The Australian Democrats are a centrist political party in Australia. Founded in 1977 from a merger of the Australia Party and the New Liberal Movement, both of which were descended from Liberal Party splinter groups, it was Australia's largest minor party from its formation in 1977 through to 2004 and frequently held the balance of power in the Senate during that time.

The Democrats' inaugural leader was Don Chipp, a former Liberal cabinet minister, who famously promised to "keep the bastards honest". At the 1977 federal election, the Democrats polled 11.1 percent of the Senate vote and secured two seats. The party would retain a presence in the Senate for the next 30 years, winning seats in all six states and at its peak (between 1999 and 2002) holding nine out of 76 seats, though never securing a seat in the lower house. Due to the party's numbers in the Senate, both Liberal and Labor governments required the assistance of the Democrats to pass contentious legislation. Ideologically, the Democrats were usually regarded as centrists, occupying the political middle ground between the Liberal Party and the Labor Party.

Over three decades, the Australian Democrats also achieved representation in the legislatures of the ACT, South Australia, New South Wales, Western Australia and Tasmania. However, at the 2004 and 2007 federal elections, all seven of its Senate seats were lost as the party's share of the vote collapsed. This was largely attributed to party leader Meg Lees' decision to pass the Howard government's goods and services tax, which led to several years of popular recriminations and party infighting that destroyed the Democrats' reputation as competent overseers of legislation. The last remaining Democrat State parliamentarian, David Winderlich, left the party and was defeated as an independent in 2010.

The party was formally deregistered in 2016 for not having the required 500 members. In 2018 the Democrats merged with CountryMinded, a small, also unregistered agrarian political party, and later that year the party's constitution was radically rewritten to establish "top-down" governance and de-emphasize the principle of participatory democracy. On 7 April 2019, the party regained registration with the Australian Electoral Commission.

==History==
===1977–1986: Foundation and Don Chipp's leadership===
The Australian Democrats were formed on 9 May 1977 from an amalgamation of the Australia Party and the New Liberal Movement. The two groups found a common basis for a new political movement in the widespread discontent with the two major parties. Former Liberal minister Don Chipp agreed to lead the new party.

> **Provided records**

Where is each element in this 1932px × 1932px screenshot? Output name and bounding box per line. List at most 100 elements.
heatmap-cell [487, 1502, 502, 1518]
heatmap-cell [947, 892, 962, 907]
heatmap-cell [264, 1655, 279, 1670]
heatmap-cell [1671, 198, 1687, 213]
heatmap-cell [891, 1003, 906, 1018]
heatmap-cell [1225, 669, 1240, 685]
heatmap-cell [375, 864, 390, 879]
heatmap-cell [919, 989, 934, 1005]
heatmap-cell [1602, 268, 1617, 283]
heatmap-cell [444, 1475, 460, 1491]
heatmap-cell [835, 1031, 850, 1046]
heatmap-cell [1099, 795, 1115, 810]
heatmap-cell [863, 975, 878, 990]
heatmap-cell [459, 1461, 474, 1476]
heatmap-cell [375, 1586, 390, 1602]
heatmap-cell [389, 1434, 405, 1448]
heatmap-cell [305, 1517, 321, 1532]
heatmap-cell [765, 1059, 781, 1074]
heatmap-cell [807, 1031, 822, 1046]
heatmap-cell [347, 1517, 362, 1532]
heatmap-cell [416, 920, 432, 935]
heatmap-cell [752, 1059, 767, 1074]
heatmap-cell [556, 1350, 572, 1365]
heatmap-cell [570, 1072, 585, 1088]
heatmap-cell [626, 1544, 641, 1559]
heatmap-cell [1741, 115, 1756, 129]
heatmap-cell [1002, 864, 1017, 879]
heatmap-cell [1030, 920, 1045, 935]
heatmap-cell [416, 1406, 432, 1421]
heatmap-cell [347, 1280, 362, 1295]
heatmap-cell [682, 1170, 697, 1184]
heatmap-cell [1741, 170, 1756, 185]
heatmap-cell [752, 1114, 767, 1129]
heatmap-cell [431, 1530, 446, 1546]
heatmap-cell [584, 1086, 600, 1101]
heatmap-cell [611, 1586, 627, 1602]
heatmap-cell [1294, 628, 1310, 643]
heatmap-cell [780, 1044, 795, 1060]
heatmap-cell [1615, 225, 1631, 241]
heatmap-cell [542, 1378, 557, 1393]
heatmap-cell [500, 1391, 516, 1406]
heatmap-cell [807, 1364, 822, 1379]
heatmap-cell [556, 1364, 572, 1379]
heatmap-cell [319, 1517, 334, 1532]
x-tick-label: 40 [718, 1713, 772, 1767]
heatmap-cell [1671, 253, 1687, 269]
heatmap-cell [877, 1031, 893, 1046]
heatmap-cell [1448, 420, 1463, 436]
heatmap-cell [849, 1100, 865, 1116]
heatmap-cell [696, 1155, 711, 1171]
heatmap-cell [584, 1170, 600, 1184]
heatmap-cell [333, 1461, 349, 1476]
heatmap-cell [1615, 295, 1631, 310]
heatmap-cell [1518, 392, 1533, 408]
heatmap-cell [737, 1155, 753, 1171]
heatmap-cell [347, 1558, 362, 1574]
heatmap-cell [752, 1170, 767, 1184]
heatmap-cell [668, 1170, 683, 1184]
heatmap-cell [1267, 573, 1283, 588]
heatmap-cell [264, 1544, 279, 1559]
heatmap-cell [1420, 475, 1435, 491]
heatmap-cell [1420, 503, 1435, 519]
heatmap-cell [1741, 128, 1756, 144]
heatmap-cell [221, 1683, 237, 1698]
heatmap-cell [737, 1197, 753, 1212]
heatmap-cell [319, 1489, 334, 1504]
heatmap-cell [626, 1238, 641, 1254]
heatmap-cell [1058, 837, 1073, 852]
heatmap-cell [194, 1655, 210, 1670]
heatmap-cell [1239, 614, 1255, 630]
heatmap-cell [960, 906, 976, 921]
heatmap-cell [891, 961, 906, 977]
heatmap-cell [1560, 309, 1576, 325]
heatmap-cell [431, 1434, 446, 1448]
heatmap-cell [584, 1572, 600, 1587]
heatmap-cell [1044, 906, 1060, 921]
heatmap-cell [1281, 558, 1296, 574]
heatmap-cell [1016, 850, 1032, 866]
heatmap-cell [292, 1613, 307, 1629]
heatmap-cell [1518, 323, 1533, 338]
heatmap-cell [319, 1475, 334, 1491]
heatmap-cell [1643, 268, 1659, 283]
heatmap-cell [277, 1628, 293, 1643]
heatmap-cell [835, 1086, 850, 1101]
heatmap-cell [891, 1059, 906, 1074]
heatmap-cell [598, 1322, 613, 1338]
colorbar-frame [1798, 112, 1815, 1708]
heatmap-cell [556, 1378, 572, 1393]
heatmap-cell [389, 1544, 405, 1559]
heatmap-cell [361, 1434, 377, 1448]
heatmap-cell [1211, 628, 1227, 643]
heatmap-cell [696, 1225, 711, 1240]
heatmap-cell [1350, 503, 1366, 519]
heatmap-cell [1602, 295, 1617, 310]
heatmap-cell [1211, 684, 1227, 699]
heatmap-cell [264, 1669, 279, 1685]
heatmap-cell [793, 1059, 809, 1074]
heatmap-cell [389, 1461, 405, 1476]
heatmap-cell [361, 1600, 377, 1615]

> **Task set**
A. In the passage on the Australian Democrats, do the following statements agree with the text? Answer yes or no for each, quoting the deciding words.
(i) The Democrats won at least one seat in the lower house.
(ii) The party was deregistered in 2016 for lacking the required number of members.
(iii) CountryMinded was a registered party when the Democrats merged with it.
B. Using the passage on the Australian Democrats, answer these questions:
(i) What percentage of the Senate vote did the Democrats poll at the 1977 federal election?
(ii) Who was the last remaining Democrat State parliamentarian?
(iii) On what date did the party regain registration with the Australian Electoral Commission?
C. Print the part of the passage on the Australian Democrats starting at "The Australian Democrats are" and ending at "during that time.".

> **Answers for this exercise**
A.
(i) No: "though never securing a seat in the lower house"
(ii) Yes: "The party was formally deregistered in 2016 for not having the required 500 members."
(iii) No: "a small, also unregistered agrarian political party"

B.
(i) 11.1 percent
(ii) David Winderlich
(iii) 7 April 2019

C.
The Australian Democrats are a centrist political party in Australia. Founded in 1977 from a merger of the Australia Party and the New Liberal Movement, both of which were descended from Liberal Party splinter groups, it was Australia's largest minor party from its formation in 1977 through to 2004 and frequently held the balance of power in the Senate during that time.